> TASK: Make an exact copy of the records, with the images left out.

>> START MATERIALS PROVIDED

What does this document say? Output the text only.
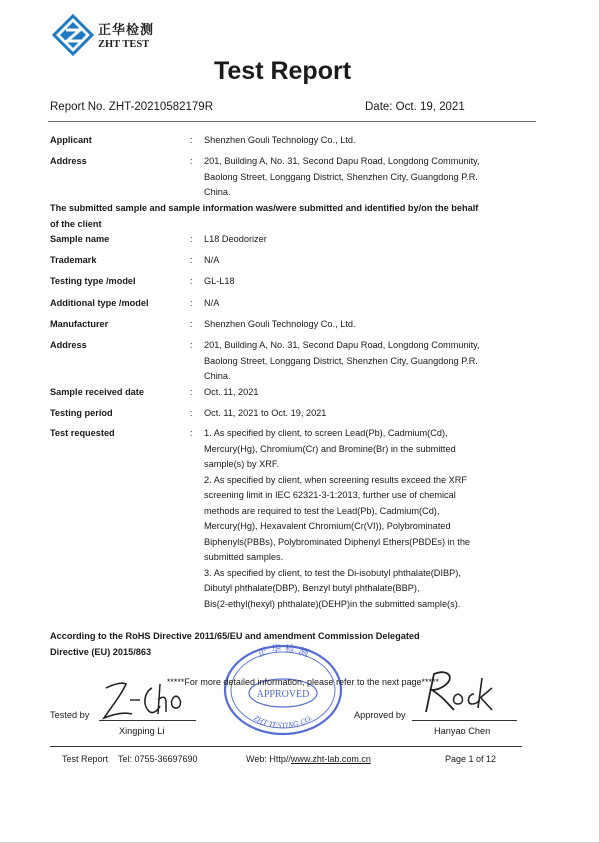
正华检测
ZHT TEST
Test Report
Report No. ZHT-20210582179R	Date: Oct. 19, 2021
Applicant	: Shenzhen Gouli Technology Co., Ltd.
Address	: 201, Building A, No. 31, Second Dapu Road, Longdong Community,
Baolong Street, Longgang District, Shenzhen City, Guangdong P.R.
China.
The submitted sample and sample information was/were submitted and identified by/on the behalf
of the client
Sample name	: L18 Deodorizer
Trademark	: N/A
Testing type /model	: GL-L18
Additional type /model	: N/A
Manufacturer	: Shenzhen Gouli Technology Co., Ltd.
Address	: 201, Building A, No. 31, Second Dapu Road, Longdong Community,
Baolong Street, Longgang District, Shenzhen City, Guangdong P.R.
China.
Sample received date	: Oct. 11, 2021
Testing period	: Oct. 11, 2021 to Oct. 19, 2021
Test requested	: 1. As specified by client, to screen Lead(Pb), Cadmium(Cd),
Mercury(Hg), Chromium(Cr) and Bromine(Br) in the submitted
sample(s) by XRF.
2. As specified by client, when screening results exceed the XRF
screening limit in IEC 62321-3-1:2013, further use of chemical
methods are required to test the Lead(Pb), Cadmium(Cd),
Mercury(Hg), Hexavalent Chromium(Cr(VI)), Polybrominated
Biphenyls(PBBs), Polybrominated Diphenyl Ethers(PBDEs) in the
submitted samples.
3. As specified by client, to test the Di-isobutyl phthalate(DIBP),
Dibutyl phthalate(DBP), Benzyl butyl phthalate(BBP),
Bis(2-ethyl(hexyl) phthalate)(DEHP)in the submitted sample(s).
According to the RoHS Directive 2011/65/EU and amendment Commission Delegated
Directive (EU) 2015/863	正 华 检 测
APPROVED
ZHT TESTING CO.
*****For more detailed information, please refer to the next page*****
Tested by
Xingping Li
Approved by
Hanyao Chen
Test Report Tel: 0755-36697690	Web: Http//www.zht-lab.com.cn	Page 1 of 12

>> END MATERIALS PROVIDED

> RESPONSE FOR THIS EXERCISE:
What does this document say? Output the text only.
正华检测
ZHT TEST
Test Report
Report No. ZHT-20210582179R	Date: Oct. 19, 2021
Applicant	: Shenzhen Gouli Technology Co., Ltd.
Address	: 201, Building A, No. 31, Second Dapu Road, Longdong Community,
Baolong Street, Longgang District, Shenzhen City, Guangdong P.R.
China.
The submitted sample and sample information was/were submitted and identified by/on the behalf
of the client
Sample name	: L18 Deodorizer
Trademark	: N/A
Testing type /model	: GL-L18
Additional type /model	: N/A
Manufacturer	: Shenzhen Gouli Technology Co., Ltd.
Address	: 201, Building A, No. 31, Second Dapu Road, Longdong Community,
Baolong Street, Longgang District, Shenzhen City, Guangdong P.R.
China.
Sample received date	: Oct. 11, 2021
Testing period	: Oct. 11, 2021 to Oct. 19, 2021
Test requested	: 1. As specified by client, to screen Lead(Pb), Cadmium(Cd),
Mercury(Hg), Chromium(Cr) and Bromine(Br) in the submitted
sample(s) by XRF.
2. As specified by client, when screening results exceed the XRF
screening limit in IEC 62321-3-1:2013, further use of chemical
methods are required to test the Lead(Pb), Cadmium(Cd),
Mercury(Hg), Hexavalent Chromium(Cr(VI)), Polybrominated
Biphenyls(PBBs), Polybrominated Diphenyl Ethers(PBDEs) in the
submitted samples.
3. As specified by client, to test the Di-isobutyl phthalate(DIBP),
Dibutyl phthalate(DBP), Benzyl butyl phthalate(BBP),
Bis(2-ethyl(hexyl) phthalate)(DEHP)in the submitted sample(s).
According to the RoHS Directive 2011/65/EU and amendment Commission Delegated
Directive (EU) 2015/863	正 华 检 测
APPROVED
ZHT TESTING CO.
*****For more detailed information, please refer to the next page*****
Tested by
Xingping Li
Approved by
Hanyao Chen
Test Report Tel: 0755-36697690	Web: Http//www.zht-lab.com.cn	Page 1 of 12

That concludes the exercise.